◆ The task
From the entries below, copy every line where the string "label" appears.
● ● ● ● ●
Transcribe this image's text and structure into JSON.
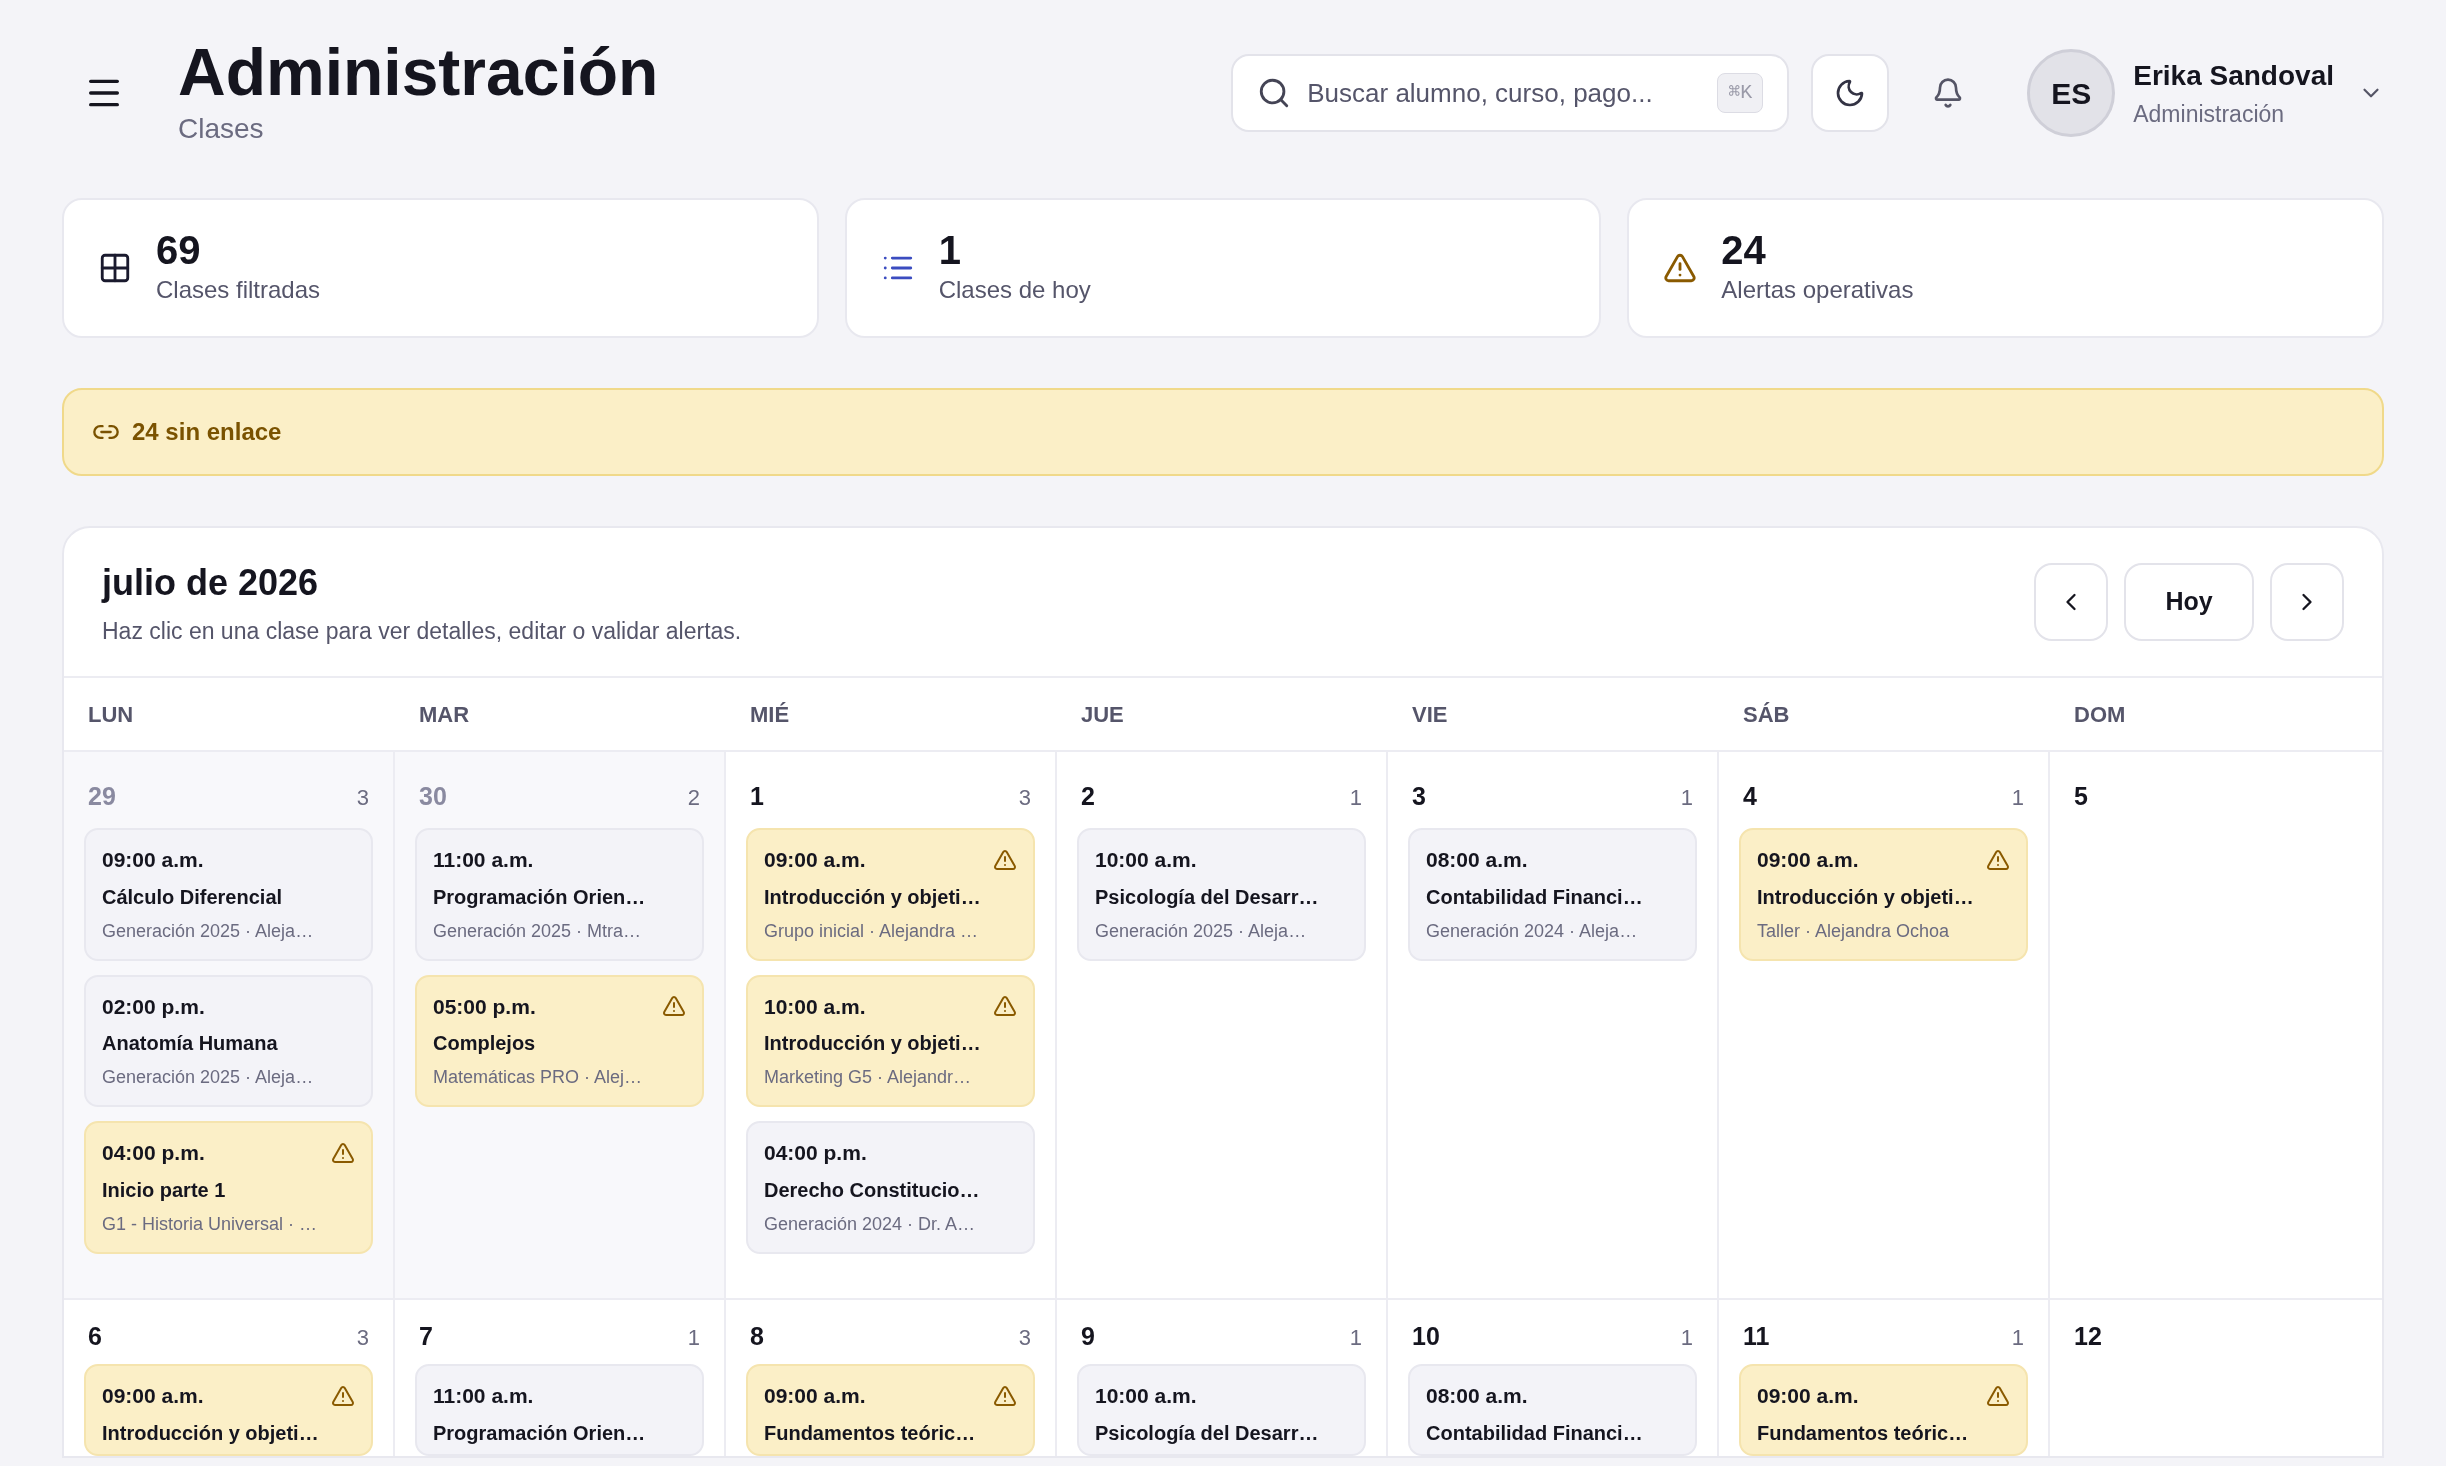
{
  "header": {
    "title": "Administración",
    "subtitle": "Clases"
  },
  "search": {
    "placeholder": "Buscar alumno, curso, pago...",
    "shortcut": "⌘K"
  },
  "user": {
    "initials": "ES",
    "name": "Erika Sandoval",
    "role": "Administración"
  },
  "stats": [
    {
      "kind": "grid",
      "value": "69",
      "label": "Clases filtradas"
    },
    {
      "kind": "list",
      "value": "1",
      "label": "Clases de hoy"
    },
    {
      "kind": "alert",
      "value": "24",
      "label": "Alertas operativas"
    }
  ],
  "banner": {
    "text": "24 sin enlace"
  },
  "calendar": {
    "title": "julio de 2026",
    "subtitle": "Haz clic en una clase para ver detalles, editar o validar alertas.",
    "today_button": "Hoy",
    "weekdays": [
      "LUN",
      "MAR",
      "MIÉ",
      "JUE",
      "VIE",
      "SÁB",
      "DOM"
    ],
    "weeks": [
      [
        {
          "number": "29",
          "count": "3",
          "muted": true,
          "events": [
            {
              "time": "09:00 a.m.",
              "title": "Cálculo Diferencial",
              "detail": "Generación 2025 · Aleja…",
              "alert": false
            },
            {
              "time": "02:00 p.m.",
              "title": "Anatomía Humana",
              "detail": "Generación 2025 · Aleja…",
              "alert": false
            },
            {
              "time": "04:00 p.m.",
              "title": "Inicio parte 1",
              "detail": "G1 - Historia Universal · …",
              "alert": true
            }
          ]
        },
        {
          "number": "30",
          "count": "2",
          "muted": true,
          "events": [
            {
              "time": "11:00 a.m.",
              "title": "Programación Orien…",
              "detail": "Generación 2025 · Mtra…",
              "alert": false
            },
            {
              "time": "05:00 p.m.",
              "title": "Complejos",
              "detail": "Matemáticas PRO · Alej…",
              "alert": true
            }
          ]
        },
        {
          "number": "1",
          "count": "3",
          "muted": false,
          "events": [
            {
              "time": "09:00 a.m.",
              "title": "Introducción y objeti…",
              "detail": "Grupo inicial · Alejandra …",
              "alert": true
            },
            {
              "time": "10:00 a.m.",
              "title": "Introducción y objeti…",
              "detail": "Marketing G5 · Alejandr…",
              "alert": true
            },
            {
              "time": "04:00 p.m.",
              "title": "Derecho Constitucio…",
              "detail": "Generación 2024 · Dr. A…",
              "alert": false
            }
          ]
        },
        {
          "number": "2",
          "count": "1",
          "muted": false,
          "events": [
            {
              "time": "10:00 a.m.",
              "title": "Psicología del Desarr…",
              "detail": "Generación 2025 · Aleja…",
              "alert": false
            }
          ]
        },
        {
          "number": "3",
          "count": "1",
          "muted": false,
          "events": [
            {
              "time": "08:00 a.m.",
              "title": "Contabilidad Financi…",
              "detail": "Generación 2024 · Aleja…",
              "alert": false
            }
          ]
        },
        {
          "number": "4",
          "count": "1",
          "muted": false,
          "events": [
            {
              "time": "09:00 a.m.",
              "title": "Introducción y objeti…",
              "detail": "Taller · Alejandra Ochoa",
              "alert": true
            }
          ]
        },
        {
          "number": "5",
          "muted": false
        }
      ],
      [
        {
          "number": "6",
          "count": "3",
          "muted": false,
          "events": [
            {
              "time": "09:00 a.m.",
              "title": "Introducción y objeti…",
              "alert": true
            }
          ]
        },
        {
          "number": "7",
          "count": "1",
          "muted": false,
          "events": [
            {
              "time": "11:00 a.m.",
              "title": "Programación Orien…",
              "alert": false
            }
          ]
        },
        {
          "number": "8",
          "count": "3",
          "muted": false,
          "events": [
            {
              "time": "09:00 a.m.",
              "title": "Fundamentos teóric…",
              "alert": true
            }
          ]
        },
        {
          "number": "9",
          "count": "1",
          "muted": false,
          "events": [
            {
              "time": "10:00 a.m.",
              "title": "Psicología del Desarr…",
              "alert": false
            }
          ]
        },
        {
          "number": "10",
          "count": "1",
          "muted": false,
          "events": [
            {
              "time": "08:00 a.m.",
              "title": "Contabilidad Financi…",
              "alert": false
            }
          ]
        },
        {
          "number": "11",
          "count": "1",
          "muted": false,
          "events": [
            {
              "time": "09:00 a.m.",
              "title": "Fundamentos teóric…",
              "alert": true
            }
          ]
        },
        {
          "number": "12",
          "muted": false
        }
      ]
    ]
  }
}
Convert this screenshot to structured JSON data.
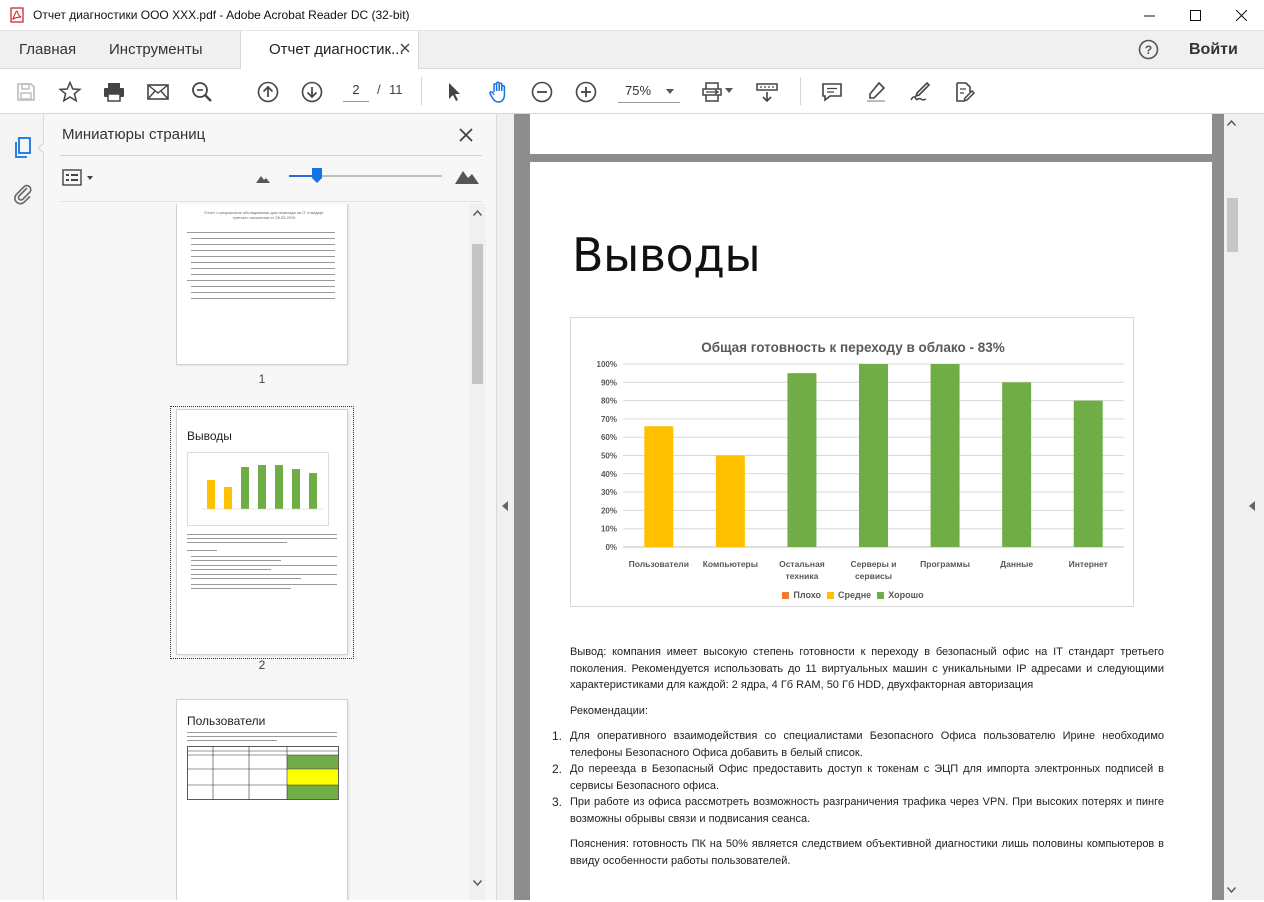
● ● ● ● ●
◆ Result for this task
      "label": "Clases filtradas"
      "label": "Clases de hoy"
      "label": "Alertas operativas"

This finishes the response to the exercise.